- SUPPLIED ENTRIES:
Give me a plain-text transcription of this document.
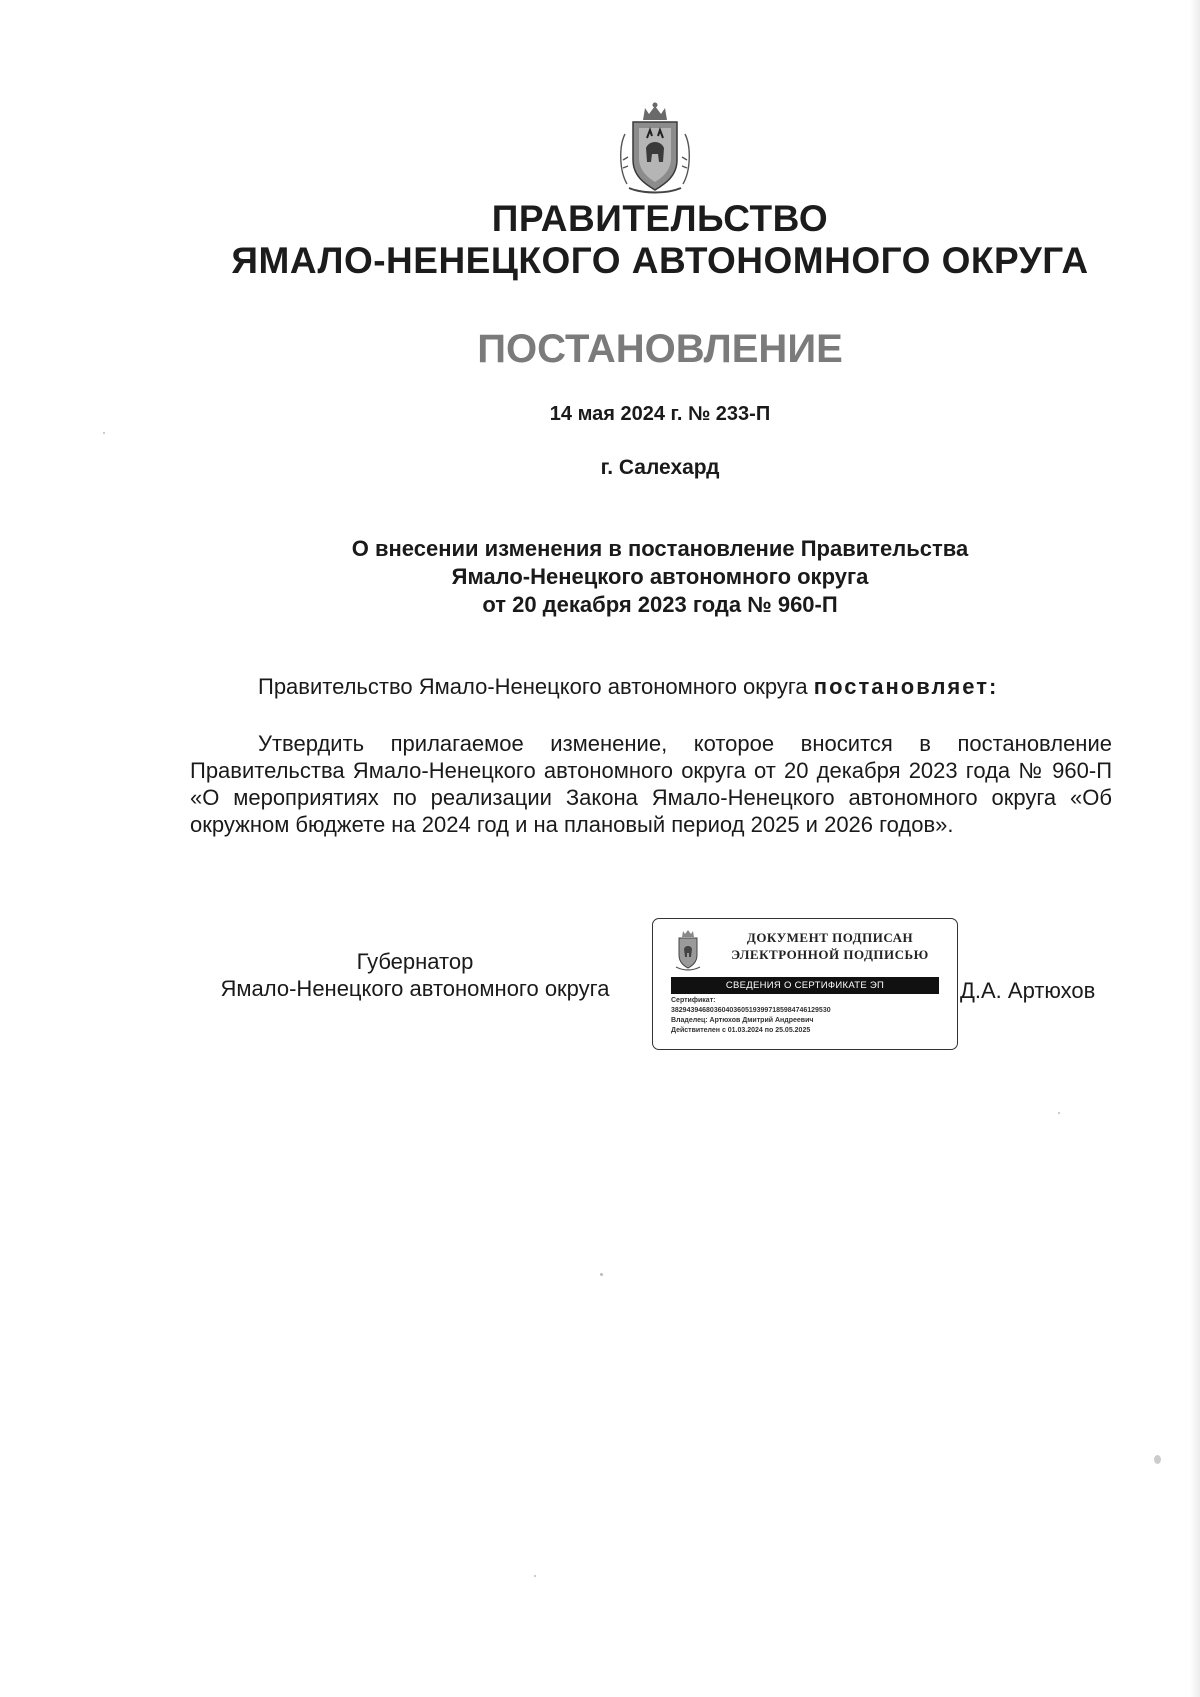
ПРАВИТЕЛЬСТВО
ЯМАЛО-НЕНЕЦКОГО АВТОНОМНОГО ОКРУГА
ПОСТАНОВЛЕНИЕ
14 мая 2024 г. № 233-П
г. Салехард
О внесении изменения в постановление Правительства
Ямало-Ненецкого автономного округа
от 20 декабря 2023 года № 960-П
Правительство Ямало-Ненецкого автономного округа постановляет:
Утвердить прилагаемое изменение, которое вносится в постановление Правительства Ямало-Ненецкого автономного округа от 20 декабря 2023 года № 960-П «О мероприятиях по реализации Закона Ямало-Ненецкого автономного округа «Об окружном бюджете на 2024 год и на плановый период 2025 и 2026 годов».
Губернатор
Ямало-Ненецкого автономного округа
ДОКУМЕНТ ПОДПИСАН
ЭЛЕКТРОННОЙ ПОДПИСЬЮ
СВЕДЕНИЯ О СЕРТИФИКАТЕ ЭП
Сертификат:
38294394680360403605193997185984746129530
Владелец: Артюхов Дмитрий Андреевич
Действителен с 01.03.2024 по 25.05.2025
Д.А. Артюхов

- THE EXERCISE:
Write out the listing above again, exactly, but with no pictures in the copy.

- FINISHED TASK:
Give me a plain-text transcription of this document.
ПРАВИТЕЛЬСТВО
ЯМАЛО-НЕНЕЦКОГО АВТОНОМНОГО ОКРУГА
ПОСТАНОВЛЕНИЕ
14 мая 2024 г. № 233-П
г. Салехард
О внесении изменения в постановление Правительства
Ямало-Ненецкого автономного округа
от 20 декабря 2023 года № 960-П
Правительство Ямало-Ненецкого автономного округа постановляет:
Утвердить прилагаемое изменение, которое вносится в постановление Правительства Ямало-Ненецкого автономного округа от 20 декабря 2023 года № 960-П «О мероприятиях по реализации Закона Ямало-Ненецкого автономного округа «Об окружном бюджете на 2024 год и на плановый период 2025 и 2026 годов».
Губернатор
Ямало-Ненецкого автономного округа
ДОКУМЕНТ ПОДПИСАН
ЭЛЕКТРОННОЙ ПОДПИСЬЮ
СВЕДЕНИЯ О СЕРТИФИКАТЕ ЭП
Сертификат:
38294394680360403605193997185984746129530
Владелец: Артюхов Дмитрий Андреевич
Действителен с 01.03.2024 по 25.05.2025
Д.А. Артюхов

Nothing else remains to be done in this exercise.